▶ **Set task**
Within the material below, find each line bearing the word "text" and present it.

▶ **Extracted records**
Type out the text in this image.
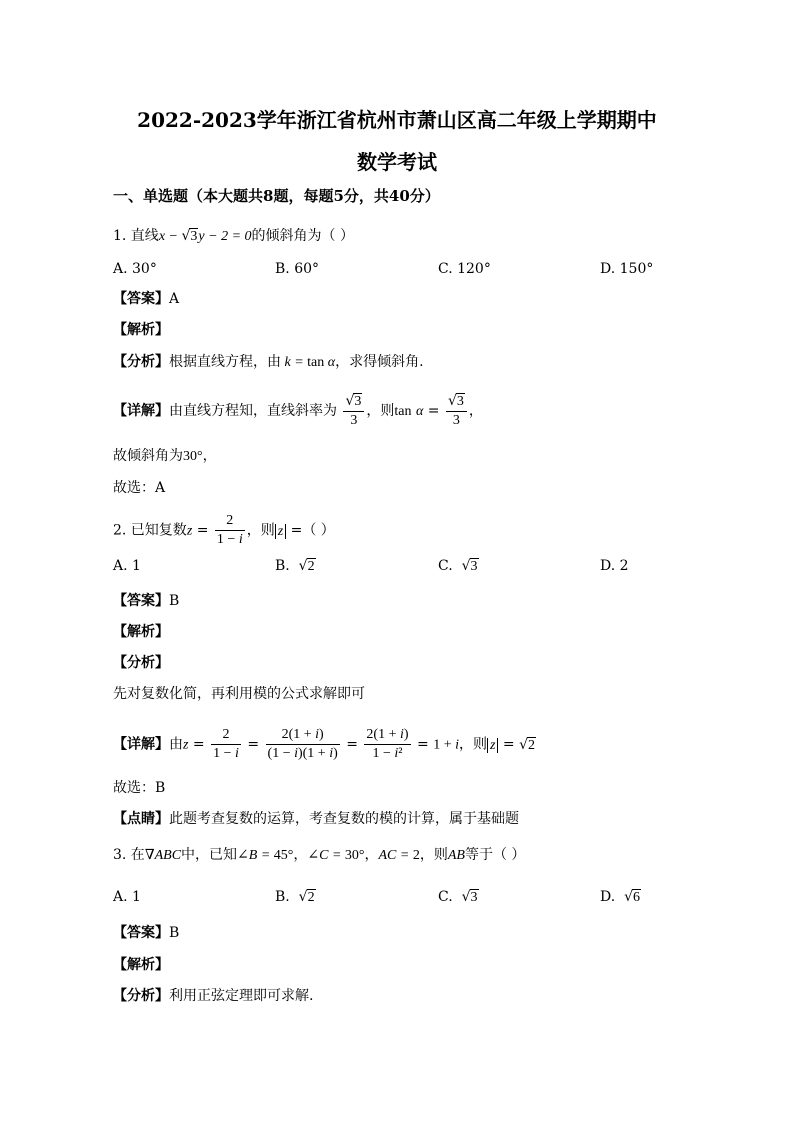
2022-2023学年浙江省杭州市萧山区高二年级上学期期中
数学考试
一、单选题（本大题共8题，每题5分，共40分）
1. 直线x − √3y − 2 = 0的倾斜角为（ ）
A. 30°	B. 60°	C. 120°	D. 150°
【答案】A
【解析】
【分析】根据直线方程，由 k = tan α，求得倾斜角.
【详解】由直线方程知，直线斜率为 $\frac{√3}{3}$ ，则$\tan \alpha = \frac{√3}{3}$ ，
故倾斜角为30°，
故选：A
2. 已知复数$z = \frac{2}{1 - i}$ ，则 z =（ ）
A. 1	B. √2	C. √3	D. 2
【答案】B
【解析】
【分析】
先对复数化简，再利用模的公式求解即可
【详解】由$z = \frac{2}{1 - i} = \frac{2(1 + i)}{(1 - i)(1 + i)} = \frac{2(1 + i)}{\text{1 − i²}} = 1 + i$，则 z = √2
故选：B
【点睛】此题考查复数的运算，考查复数的模的计算，属于基础题
3. 在∇ABC中，已知∠B = 45°，∠C = 30°，AC = 2，则AB等于（ ）
A. 1	B. √2	C. √3	D. √6
【答案】B
【解析】
【分析】利用正弦定理即可求解.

▶ **Output for this task**
Type out the text in this image.
【详解】由$z = \frac{2}{1 - i} = \frac{2(1 + i)}{(1 - i)(1 + i)} = \frac{2(1 + i)}{\text{1 − i²}} = 1 + i$，则 z = √2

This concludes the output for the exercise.